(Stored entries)
------------------------------

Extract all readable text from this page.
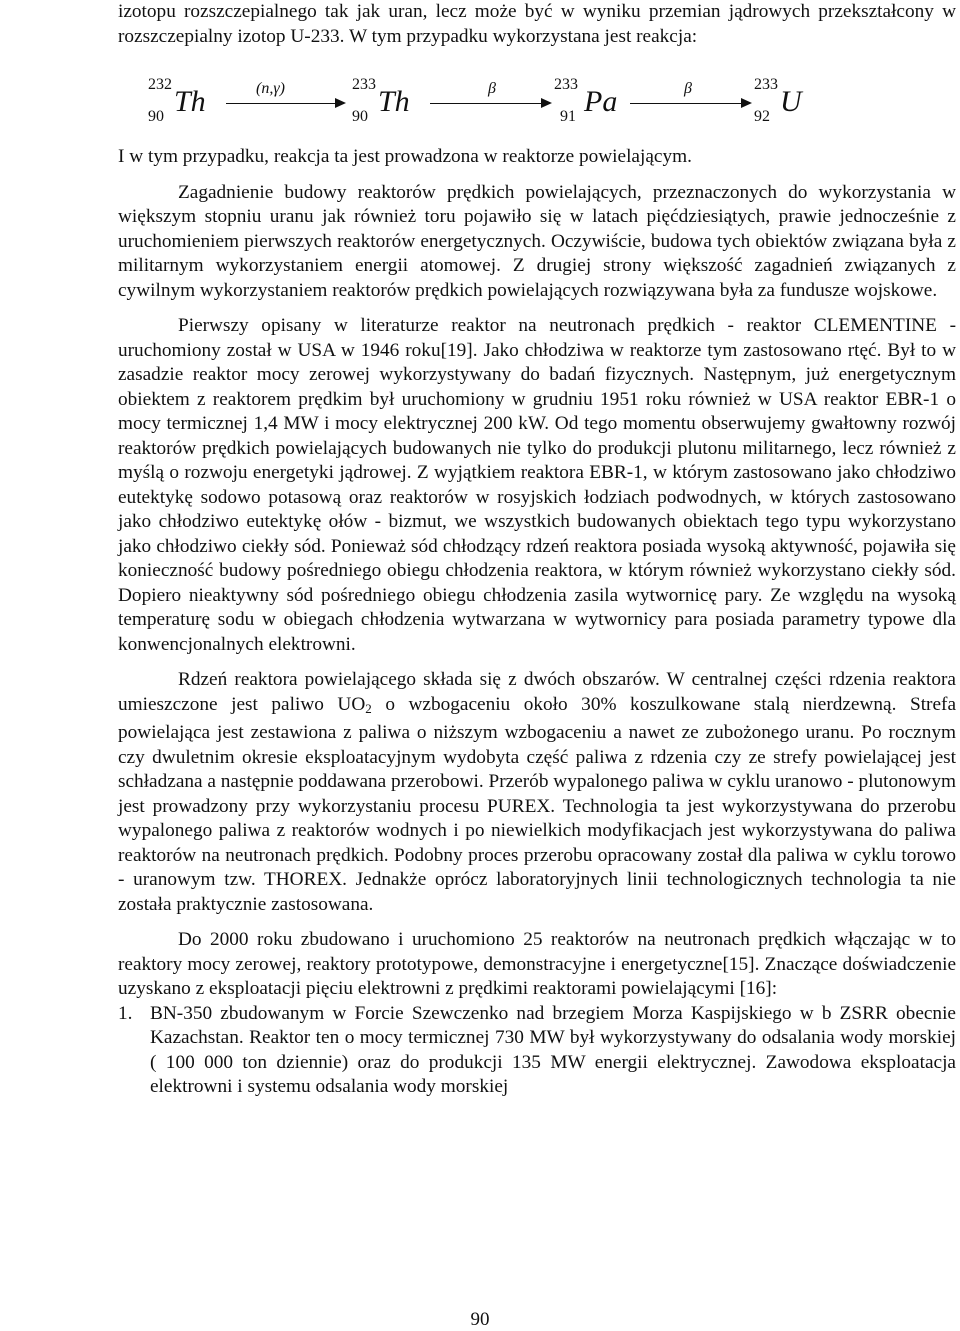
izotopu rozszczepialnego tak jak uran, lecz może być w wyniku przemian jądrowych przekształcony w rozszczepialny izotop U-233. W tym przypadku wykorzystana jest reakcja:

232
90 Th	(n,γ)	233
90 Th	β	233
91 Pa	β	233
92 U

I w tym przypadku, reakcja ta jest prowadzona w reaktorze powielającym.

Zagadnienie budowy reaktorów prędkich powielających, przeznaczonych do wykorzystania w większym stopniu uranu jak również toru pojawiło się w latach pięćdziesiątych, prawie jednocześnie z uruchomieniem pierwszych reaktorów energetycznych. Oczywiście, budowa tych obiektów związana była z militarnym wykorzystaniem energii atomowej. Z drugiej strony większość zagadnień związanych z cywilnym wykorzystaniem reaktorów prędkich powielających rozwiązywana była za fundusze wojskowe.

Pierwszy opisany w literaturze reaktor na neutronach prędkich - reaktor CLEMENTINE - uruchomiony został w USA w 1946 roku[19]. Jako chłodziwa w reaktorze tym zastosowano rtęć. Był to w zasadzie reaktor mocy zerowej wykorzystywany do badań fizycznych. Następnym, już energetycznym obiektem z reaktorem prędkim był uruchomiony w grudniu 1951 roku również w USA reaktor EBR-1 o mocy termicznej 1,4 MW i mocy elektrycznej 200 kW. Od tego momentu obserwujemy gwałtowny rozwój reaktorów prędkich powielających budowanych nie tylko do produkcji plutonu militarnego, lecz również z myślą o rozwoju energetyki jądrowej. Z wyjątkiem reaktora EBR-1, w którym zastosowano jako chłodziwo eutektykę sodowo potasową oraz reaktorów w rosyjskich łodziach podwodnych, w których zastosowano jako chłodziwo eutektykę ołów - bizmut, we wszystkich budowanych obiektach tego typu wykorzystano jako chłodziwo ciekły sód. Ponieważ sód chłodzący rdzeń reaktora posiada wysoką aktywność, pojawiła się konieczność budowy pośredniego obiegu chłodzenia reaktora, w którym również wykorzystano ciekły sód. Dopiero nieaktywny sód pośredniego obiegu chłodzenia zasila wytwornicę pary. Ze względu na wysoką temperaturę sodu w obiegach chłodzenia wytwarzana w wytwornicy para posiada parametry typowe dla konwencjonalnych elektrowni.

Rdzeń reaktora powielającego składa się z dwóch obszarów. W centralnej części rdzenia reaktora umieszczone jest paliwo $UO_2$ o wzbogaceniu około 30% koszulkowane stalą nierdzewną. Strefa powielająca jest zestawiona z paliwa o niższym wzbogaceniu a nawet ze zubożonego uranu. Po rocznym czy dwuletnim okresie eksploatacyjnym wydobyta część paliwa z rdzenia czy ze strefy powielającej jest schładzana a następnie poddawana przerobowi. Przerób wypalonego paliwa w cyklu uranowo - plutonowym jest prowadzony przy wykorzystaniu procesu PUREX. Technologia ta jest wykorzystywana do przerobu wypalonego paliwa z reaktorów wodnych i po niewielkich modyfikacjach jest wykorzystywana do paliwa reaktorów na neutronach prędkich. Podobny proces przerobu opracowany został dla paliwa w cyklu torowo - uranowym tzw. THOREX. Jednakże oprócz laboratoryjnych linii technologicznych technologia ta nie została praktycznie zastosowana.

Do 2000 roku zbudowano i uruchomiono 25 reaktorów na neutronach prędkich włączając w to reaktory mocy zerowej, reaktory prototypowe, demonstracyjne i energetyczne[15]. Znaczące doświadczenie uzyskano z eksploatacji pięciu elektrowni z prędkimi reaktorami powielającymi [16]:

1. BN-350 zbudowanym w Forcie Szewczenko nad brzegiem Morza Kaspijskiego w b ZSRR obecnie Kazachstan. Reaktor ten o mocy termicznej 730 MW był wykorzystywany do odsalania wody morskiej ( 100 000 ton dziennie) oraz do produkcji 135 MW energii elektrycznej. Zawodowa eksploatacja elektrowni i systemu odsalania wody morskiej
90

------------------------------

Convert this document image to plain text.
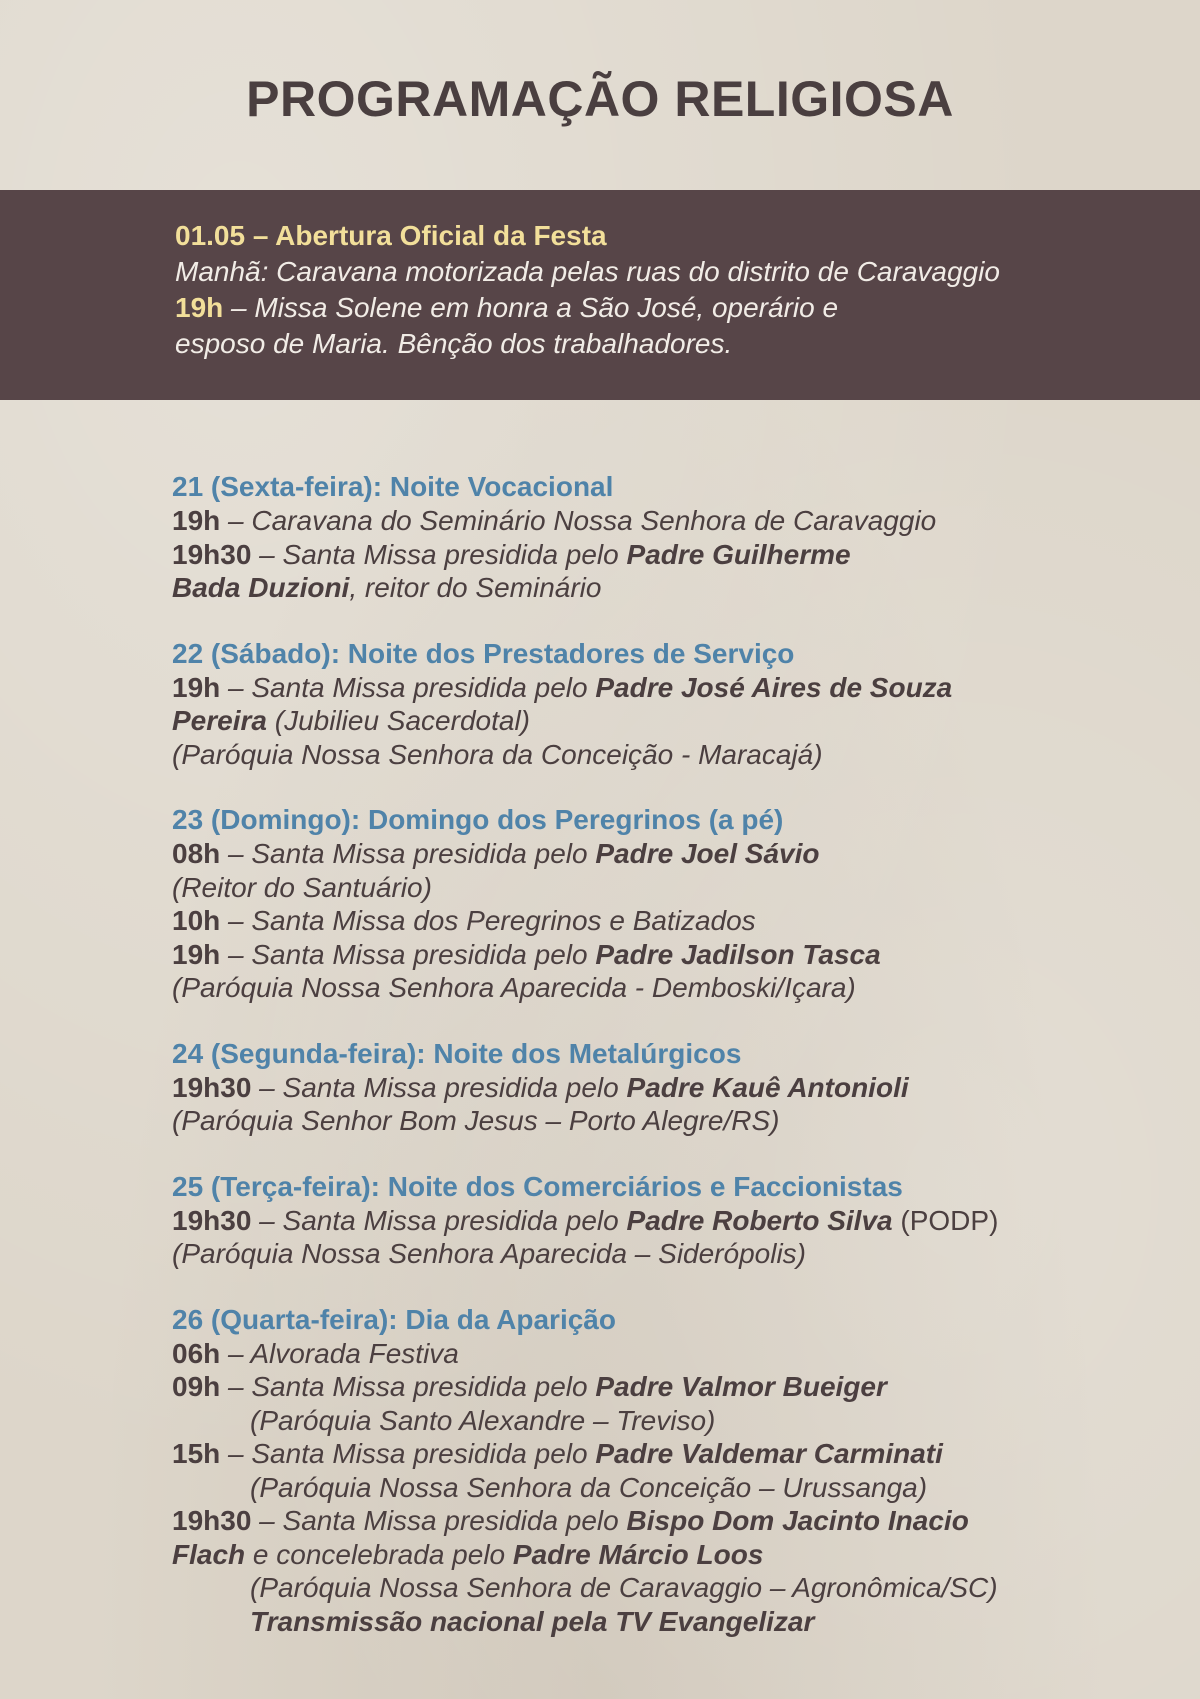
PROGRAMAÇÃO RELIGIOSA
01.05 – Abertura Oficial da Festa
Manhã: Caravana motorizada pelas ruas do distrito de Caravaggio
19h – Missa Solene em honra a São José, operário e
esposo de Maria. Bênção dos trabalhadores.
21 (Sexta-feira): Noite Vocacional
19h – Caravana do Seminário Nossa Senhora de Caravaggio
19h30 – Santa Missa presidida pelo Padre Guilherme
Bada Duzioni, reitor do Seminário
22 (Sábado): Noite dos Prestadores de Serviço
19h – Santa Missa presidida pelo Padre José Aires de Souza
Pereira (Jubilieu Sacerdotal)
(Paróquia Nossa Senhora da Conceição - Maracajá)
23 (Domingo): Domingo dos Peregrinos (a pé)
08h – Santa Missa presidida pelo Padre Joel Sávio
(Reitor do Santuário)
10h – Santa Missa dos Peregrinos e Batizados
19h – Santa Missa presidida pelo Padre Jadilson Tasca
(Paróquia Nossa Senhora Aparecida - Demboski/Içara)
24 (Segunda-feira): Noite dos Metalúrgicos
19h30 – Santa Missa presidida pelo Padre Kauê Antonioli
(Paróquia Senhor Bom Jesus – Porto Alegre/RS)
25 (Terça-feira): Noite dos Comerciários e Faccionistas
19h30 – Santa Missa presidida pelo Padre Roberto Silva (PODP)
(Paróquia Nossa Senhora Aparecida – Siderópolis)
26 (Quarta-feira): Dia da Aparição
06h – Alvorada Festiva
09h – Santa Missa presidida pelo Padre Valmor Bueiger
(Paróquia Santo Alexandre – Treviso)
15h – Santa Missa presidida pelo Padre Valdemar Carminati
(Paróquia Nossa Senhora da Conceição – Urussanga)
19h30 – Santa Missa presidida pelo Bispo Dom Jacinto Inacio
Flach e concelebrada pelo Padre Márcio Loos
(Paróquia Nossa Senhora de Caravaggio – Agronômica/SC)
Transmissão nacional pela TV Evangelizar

------------------------------

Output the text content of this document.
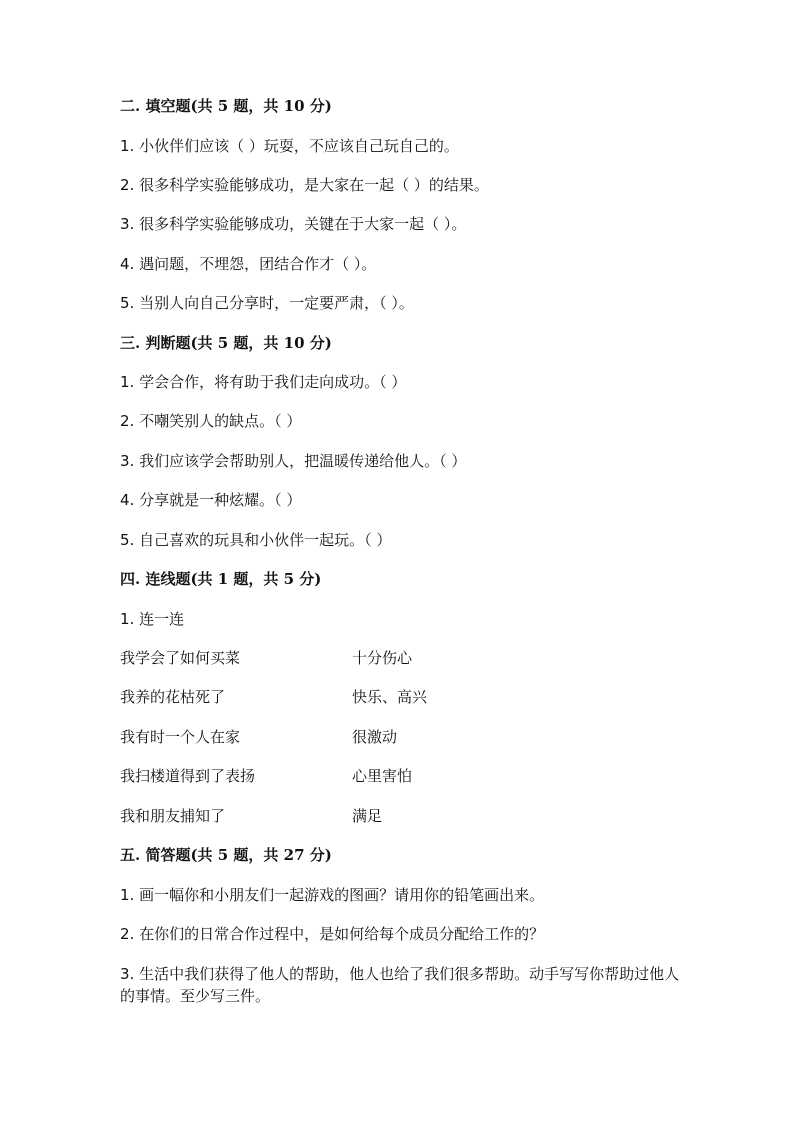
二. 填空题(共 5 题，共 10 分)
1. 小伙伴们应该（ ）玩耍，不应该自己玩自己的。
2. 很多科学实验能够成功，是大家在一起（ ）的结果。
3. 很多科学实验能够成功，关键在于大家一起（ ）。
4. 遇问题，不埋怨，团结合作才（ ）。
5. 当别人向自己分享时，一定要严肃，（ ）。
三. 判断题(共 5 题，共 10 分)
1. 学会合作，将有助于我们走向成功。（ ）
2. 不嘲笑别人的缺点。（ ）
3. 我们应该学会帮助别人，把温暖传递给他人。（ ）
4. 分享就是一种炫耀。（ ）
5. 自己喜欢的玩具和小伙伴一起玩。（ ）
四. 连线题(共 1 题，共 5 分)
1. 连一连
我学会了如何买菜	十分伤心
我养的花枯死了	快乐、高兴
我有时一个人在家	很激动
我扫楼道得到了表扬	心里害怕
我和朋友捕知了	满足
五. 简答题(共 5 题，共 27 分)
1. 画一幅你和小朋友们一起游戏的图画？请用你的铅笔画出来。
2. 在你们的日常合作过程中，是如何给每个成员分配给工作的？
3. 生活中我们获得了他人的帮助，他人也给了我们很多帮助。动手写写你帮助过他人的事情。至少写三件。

------------------------------

WHAT TO PRODUCE — Filter out every line that lacks the word "Senhora", and copy the rest.

RESPONSE FOR THIS EXERCISE —
19h – Caravana do Seminário Nossa Senhora de Caravaggio
(Paróquia Nossa Senhora da Conceição - Maracajá)
(Paróquia Nossa Senhora Aparecida - Demboski/Içara)
(Paróquia Nossa Senhora Aparecida – Siderópolis)
(Paróquia Nossa Senhora da Conceição – Urussanga)
(Paróquia Nossa Senhora de Caravaggio – Agronômica/SC)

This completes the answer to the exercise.